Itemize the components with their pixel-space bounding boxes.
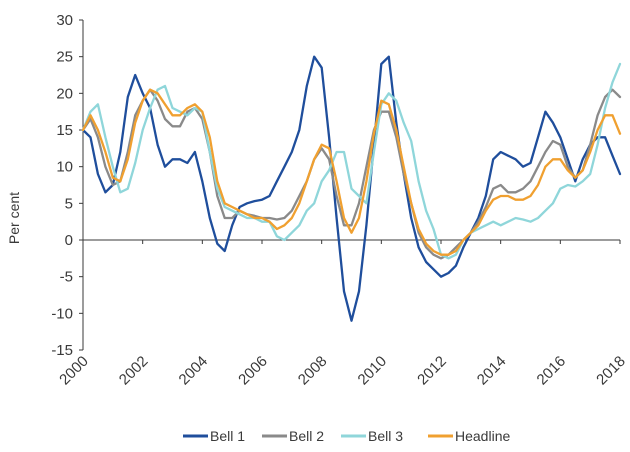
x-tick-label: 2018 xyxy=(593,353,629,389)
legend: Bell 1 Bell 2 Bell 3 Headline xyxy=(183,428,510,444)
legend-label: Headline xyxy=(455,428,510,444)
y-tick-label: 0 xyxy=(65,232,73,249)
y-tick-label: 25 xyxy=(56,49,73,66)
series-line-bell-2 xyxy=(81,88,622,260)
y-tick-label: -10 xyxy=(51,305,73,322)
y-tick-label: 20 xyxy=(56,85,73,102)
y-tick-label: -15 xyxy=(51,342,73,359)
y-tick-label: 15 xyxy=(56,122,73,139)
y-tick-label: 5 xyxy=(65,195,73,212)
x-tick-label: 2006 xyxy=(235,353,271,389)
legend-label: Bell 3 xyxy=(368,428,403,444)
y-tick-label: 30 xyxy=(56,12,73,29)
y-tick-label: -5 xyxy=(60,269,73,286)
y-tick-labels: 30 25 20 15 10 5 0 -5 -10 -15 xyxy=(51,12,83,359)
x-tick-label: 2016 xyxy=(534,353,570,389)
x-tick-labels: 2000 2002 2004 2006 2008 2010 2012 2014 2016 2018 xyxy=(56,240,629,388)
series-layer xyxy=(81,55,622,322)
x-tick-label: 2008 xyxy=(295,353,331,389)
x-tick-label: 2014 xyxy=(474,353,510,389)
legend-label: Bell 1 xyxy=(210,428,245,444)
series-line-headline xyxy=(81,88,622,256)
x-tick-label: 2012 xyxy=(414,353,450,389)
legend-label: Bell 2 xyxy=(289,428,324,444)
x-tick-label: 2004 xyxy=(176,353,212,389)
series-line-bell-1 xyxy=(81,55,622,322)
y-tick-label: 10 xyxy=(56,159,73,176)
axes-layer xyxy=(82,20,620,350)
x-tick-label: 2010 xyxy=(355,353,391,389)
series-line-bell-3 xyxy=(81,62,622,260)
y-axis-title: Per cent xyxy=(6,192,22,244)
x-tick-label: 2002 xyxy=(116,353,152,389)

===============

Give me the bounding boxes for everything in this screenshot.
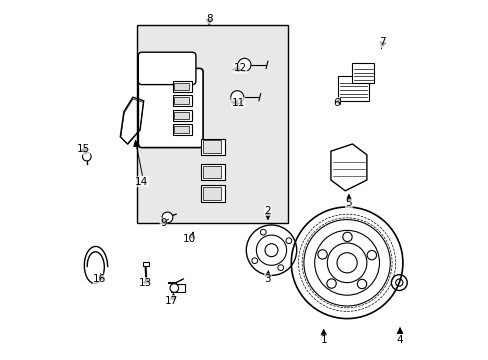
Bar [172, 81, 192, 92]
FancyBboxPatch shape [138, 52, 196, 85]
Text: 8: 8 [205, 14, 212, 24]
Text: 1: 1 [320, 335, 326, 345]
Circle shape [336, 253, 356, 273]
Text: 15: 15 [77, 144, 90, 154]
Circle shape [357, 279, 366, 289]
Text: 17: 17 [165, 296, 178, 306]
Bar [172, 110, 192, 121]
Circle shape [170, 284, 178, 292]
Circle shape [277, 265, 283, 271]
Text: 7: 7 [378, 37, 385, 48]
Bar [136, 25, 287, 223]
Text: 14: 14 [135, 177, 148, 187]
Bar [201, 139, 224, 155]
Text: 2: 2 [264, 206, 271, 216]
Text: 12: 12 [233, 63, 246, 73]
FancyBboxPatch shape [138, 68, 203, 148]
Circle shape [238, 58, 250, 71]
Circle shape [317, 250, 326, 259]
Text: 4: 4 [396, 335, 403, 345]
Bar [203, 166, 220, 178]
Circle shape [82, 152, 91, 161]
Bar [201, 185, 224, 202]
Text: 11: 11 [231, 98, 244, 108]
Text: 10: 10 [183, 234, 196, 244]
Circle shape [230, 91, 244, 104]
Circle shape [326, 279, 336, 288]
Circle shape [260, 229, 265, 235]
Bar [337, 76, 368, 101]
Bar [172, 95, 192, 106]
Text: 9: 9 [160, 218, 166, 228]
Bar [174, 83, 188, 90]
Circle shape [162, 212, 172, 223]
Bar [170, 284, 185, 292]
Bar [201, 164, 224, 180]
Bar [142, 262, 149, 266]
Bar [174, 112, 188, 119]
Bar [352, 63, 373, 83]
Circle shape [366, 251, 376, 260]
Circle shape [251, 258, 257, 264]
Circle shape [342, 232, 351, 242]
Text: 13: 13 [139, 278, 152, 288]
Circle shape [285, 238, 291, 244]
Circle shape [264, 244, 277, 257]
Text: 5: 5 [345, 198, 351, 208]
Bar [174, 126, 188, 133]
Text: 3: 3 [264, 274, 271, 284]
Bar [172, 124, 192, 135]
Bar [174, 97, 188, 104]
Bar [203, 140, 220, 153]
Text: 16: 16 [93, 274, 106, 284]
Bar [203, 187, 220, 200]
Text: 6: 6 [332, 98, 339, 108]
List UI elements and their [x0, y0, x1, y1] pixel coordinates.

===============

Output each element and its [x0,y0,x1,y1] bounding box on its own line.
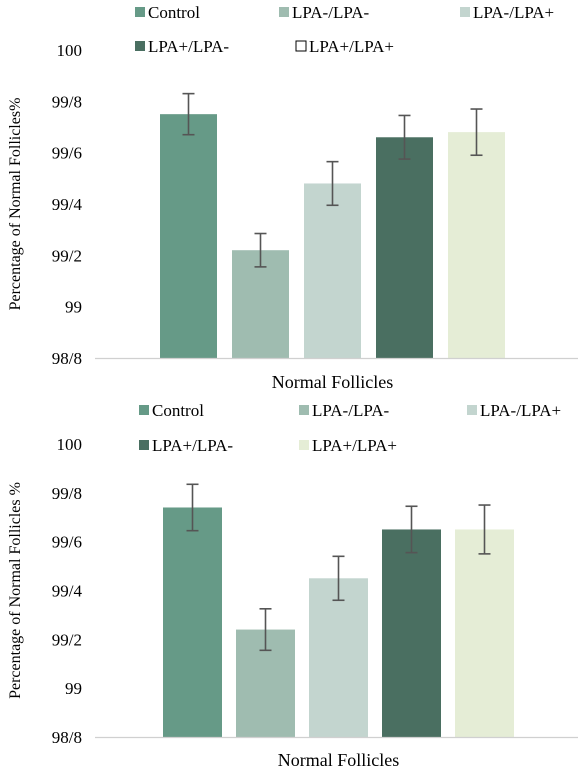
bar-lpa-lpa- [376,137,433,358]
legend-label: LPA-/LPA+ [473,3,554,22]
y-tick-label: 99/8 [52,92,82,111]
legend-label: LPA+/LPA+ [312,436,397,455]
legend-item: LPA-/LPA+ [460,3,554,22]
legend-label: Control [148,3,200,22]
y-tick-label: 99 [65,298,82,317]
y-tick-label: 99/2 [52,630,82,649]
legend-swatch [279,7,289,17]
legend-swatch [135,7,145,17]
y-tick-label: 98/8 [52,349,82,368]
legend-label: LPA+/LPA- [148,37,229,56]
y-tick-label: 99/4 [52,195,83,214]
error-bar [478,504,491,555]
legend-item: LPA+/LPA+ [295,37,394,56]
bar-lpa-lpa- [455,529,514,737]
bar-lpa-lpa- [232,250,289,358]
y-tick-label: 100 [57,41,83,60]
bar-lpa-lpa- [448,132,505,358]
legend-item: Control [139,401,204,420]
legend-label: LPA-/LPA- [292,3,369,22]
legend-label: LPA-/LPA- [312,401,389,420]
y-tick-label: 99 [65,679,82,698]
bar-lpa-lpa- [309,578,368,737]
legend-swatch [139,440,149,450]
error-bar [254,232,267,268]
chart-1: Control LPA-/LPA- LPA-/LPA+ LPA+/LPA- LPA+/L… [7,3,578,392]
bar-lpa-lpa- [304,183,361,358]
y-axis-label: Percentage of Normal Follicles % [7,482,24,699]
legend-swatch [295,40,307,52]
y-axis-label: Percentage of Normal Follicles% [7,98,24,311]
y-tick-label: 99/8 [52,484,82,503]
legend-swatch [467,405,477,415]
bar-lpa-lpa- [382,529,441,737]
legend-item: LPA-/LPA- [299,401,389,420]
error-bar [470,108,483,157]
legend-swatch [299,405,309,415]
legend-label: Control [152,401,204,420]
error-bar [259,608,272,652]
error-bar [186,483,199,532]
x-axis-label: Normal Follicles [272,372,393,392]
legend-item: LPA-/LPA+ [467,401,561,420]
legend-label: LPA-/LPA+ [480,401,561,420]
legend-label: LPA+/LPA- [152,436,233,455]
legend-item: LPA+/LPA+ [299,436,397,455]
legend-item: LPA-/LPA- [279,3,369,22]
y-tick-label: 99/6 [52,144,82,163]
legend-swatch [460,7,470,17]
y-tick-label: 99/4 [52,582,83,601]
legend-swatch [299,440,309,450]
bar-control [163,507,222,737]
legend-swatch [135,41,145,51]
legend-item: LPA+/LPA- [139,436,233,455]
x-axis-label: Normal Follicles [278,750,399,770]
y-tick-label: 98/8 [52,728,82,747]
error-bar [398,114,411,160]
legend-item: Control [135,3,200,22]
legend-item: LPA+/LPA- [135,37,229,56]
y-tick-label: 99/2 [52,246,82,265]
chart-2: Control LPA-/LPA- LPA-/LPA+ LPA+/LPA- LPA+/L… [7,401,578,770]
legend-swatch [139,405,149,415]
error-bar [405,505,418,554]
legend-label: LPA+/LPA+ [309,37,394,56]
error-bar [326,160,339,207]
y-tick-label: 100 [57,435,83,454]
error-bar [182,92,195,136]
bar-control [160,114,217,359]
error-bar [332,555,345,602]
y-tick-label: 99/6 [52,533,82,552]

===============

*Short problem*: Reproduce verbatim the lines from the one with "bar-lpa-lpa- [376,137,433,358]" up to and including the one with "error-bar [478,504,491,555]".

*Final result*:
bar-lpa-lpa- [376,137,433,358]
legend-label: LPA-/LPA+ [473,3,554,22]
y-tick-label: 99/8 [52,92,82,111]
legend-label: LPA+/LPA+ [312,436,397,455]
legend-item: LPA-/LPA+ [460,3,554,22]
legend-label: Control [148,3,200,22]
y-tick-label: 99 [65,298,82,317]
y-tick-label: 99/2 [52,630,82,649]
legend-swatch [279,7,289,17]
legend-swatch [135,7,145,17]
y-tick-label: 98/8 [52,349,82,368]
legend-label: LPA+/LPA- [148,37,229,56]
y-tick-label: 99/4 [52,195,83,214]
error-bar [478,504,491,555]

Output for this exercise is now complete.